** Begin Information provided **

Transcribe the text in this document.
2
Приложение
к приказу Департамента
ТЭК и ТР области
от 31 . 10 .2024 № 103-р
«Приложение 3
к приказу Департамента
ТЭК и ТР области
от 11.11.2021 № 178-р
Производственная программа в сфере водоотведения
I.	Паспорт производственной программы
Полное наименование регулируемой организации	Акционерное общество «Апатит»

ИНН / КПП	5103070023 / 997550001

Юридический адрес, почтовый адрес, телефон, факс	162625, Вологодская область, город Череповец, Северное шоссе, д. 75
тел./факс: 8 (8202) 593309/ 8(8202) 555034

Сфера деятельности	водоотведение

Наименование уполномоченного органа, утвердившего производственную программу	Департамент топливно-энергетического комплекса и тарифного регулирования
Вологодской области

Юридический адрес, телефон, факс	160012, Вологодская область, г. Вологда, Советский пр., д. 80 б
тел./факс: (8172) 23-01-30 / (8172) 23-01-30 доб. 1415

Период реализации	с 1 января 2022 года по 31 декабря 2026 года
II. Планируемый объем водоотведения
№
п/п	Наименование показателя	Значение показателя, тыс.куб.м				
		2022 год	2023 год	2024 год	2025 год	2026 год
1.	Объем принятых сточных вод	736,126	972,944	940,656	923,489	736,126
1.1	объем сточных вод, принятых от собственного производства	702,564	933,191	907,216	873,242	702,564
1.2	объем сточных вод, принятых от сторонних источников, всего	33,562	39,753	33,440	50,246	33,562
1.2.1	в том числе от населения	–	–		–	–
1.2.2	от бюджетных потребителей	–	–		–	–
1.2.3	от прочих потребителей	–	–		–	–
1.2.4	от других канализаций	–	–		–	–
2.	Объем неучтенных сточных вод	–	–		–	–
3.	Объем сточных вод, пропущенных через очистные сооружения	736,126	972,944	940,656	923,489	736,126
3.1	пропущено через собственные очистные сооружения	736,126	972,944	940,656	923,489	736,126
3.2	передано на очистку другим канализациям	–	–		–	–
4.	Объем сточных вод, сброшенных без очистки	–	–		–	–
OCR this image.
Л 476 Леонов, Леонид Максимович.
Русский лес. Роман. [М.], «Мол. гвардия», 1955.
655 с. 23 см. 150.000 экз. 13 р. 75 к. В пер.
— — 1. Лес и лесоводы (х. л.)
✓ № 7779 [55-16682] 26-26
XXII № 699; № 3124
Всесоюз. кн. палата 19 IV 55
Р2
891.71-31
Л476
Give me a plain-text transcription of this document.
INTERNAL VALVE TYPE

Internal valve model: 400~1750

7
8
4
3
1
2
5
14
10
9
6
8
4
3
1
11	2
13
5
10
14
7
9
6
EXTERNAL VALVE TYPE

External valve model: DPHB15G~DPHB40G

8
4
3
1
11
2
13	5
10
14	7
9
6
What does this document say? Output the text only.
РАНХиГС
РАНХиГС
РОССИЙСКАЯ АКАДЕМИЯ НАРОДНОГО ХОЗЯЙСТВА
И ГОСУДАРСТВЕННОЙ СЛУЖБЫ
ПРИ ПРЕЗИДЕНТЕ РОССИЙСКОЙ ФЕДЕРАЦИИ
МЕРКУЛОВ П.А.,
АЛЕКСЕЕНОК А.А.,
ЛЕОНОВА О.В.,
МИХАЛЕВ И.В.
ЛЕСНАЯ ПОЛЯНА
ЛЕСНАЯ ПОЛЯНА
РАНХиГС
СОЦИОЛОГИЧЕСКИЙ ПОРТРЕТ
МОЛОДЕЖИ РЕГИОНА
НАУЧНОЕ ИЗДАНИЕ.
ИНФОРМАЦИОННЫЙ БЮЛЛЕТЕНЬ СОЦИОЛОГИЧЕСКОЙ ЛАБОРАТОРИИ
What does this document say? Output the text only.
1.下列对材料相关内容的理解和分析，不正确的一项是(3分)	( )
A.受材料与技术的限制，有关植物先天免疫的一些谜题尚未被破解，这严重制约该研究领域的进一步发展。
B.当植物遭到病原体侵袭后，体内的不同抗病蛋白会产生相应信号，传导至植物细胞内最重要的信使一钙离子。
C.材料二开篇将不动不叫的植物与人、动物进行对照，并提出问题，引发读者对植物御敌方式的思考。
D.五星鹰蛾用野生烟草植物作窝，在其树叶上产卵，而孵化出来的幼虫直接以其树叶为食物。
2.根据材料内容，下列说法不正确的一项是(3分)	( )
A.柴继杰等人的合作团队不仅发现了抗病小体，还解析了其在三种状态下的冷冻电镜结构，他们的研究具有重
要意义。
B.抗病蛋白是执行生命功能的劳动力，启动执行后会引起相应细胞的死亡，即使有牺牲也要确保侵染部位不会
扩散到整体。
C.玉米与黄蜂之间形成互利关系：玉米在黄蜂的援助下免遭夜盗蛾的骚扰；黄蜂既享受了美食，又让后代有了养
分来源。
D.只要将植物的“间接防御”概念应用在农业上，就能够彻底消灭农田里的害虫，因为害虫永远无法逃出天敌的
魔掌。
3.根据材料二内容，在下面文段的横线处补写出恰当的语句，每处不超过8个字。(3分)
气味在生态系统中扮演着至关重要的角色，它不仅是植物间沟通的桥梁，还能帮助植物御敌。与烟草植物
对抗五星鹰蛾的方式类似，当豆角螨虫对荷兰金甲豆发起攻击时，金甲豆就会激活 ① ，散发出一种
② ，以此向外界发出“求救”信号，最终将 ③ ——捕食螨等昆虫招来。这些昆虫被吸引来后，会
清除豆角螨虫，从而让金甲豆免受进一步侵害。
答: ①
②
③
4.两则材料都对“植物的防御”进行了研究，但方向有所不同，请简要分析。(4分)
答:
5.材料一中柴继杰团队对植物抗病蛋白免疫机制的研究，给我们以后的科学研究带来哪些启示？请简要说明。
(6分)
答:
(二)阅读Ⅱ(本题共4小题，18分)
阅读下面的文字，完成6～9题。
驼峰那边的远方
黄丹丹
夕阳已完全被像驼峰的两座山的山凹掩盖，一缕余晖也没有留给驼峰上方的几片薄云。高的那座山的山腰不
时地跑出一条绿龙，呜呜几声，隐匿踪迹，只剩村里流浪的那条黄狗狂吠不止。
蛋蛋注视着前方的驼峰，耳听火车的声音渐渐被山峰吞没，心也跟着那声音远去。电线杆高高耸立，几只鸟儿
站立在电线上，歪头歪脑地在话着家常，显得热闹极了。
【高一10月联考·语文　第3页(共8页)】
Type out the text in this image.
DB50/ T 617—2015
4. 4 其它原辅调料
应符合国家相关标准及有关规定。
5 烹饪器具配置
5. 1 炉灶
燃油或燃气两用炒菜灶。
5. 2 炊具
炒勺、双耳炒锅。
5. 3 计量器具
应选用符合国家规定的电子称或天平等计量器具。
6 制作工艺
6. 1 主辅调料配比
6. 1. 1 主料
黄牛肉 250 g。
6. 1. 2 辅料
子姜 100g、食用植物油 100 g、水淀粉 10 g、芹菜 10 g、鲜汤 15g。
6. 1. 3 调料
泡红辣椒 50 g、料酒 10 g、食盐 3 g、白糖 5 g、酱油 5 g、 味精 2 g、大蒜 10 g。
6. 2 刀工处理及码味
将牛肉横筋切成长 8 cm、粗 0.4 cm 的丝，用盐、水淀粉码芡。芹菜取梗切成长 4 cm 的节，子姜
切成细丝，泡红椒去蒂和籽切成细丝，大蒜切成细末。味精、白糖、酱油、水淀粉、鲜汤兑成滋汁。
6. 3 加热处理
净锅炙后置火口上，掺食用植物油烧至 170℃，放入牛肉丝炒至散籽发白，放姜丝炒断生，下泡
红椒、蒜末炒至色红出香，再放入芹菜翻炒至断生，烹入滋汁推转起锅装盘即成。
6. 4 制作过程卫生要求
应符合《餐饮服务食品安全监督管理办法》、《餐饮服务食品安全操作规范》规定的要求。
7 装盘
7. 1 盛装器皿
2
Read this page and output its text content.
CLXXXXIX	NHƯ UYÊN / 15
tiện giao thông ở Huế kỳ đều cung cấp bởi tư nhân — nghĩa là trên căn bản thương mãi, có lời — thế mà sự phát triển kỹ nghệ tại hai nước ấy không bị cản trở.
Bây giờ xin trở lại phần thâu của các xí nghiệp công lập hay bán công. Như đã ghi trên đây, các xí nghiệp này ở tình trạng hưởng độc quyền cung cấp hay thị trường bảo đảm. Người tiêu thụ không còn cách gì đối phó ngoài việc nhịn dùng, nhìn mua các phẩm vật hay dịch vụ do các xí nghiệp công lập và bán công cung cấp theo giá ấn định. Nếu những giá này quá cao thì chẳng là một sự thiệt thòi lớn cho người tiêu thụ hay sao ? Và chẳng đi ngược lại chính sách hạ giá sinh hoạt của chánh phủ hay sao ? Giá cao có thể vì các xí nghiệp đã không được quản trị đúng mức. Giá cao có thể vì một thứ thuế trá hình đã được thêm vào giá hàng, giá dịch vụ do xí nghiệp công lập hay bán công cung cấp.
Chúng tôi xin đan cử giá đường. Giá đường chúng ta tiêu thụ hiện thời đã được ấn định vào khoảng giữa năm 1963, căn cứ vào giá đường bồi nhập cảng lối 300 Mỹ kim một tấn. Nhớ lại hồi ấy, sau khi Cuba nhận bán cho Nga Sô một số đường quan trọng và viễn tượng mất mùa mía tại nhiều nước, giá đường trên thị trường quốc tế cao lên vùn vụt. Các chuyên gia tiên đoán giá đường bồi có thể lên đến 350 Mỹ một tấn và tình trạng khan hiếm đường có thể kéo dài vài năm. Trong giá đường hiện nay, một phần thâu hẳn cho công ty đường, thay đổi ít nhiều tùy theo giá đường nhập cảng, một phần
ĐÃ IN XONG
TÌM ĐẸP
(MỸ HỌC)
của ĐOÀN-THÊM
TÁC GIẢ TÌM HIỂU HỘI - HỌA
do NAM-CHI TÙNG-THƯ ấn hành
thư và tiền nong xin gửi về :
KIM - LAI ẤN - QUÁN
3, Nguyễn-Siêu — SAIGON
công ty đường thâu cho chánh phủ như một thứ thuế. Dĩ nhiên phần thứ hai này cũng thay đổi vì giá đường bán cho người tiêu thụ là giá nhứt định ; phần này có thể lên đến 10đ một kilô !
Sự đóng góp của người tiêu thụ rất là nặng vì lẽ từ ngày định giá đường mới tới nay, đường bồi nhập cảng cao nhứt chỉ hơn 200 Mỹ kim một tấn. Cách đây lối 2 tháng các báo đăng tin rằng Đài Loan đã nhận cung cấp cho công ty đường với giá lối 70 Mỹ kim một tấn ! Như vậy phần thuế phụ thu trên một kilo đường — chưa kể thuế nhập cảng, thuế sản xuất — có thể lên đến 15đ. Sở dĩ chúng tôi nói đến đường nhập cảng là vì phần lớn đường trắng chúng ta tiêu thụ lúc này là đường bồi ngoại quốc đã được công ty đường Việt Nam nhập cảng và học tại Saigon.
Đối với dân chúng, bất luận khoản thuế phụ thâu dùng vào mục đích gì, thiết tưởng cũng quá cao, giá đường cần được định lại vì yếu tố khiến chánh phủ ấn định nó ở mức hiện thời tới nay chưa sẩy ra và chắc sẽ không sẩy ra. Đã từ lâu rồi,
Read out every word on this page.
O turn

** End Information provided **

Copy and report every line where the word "сооружения" is present.

| Answer to this problem |
3.	Объем сточных вод, пропущенных через очистные сооружения	736,126	972,944	940,656	923,489	736,126
3.1	пропущено через собственные очистные сооружения	736,126	972,944	940,656	923,489	736,126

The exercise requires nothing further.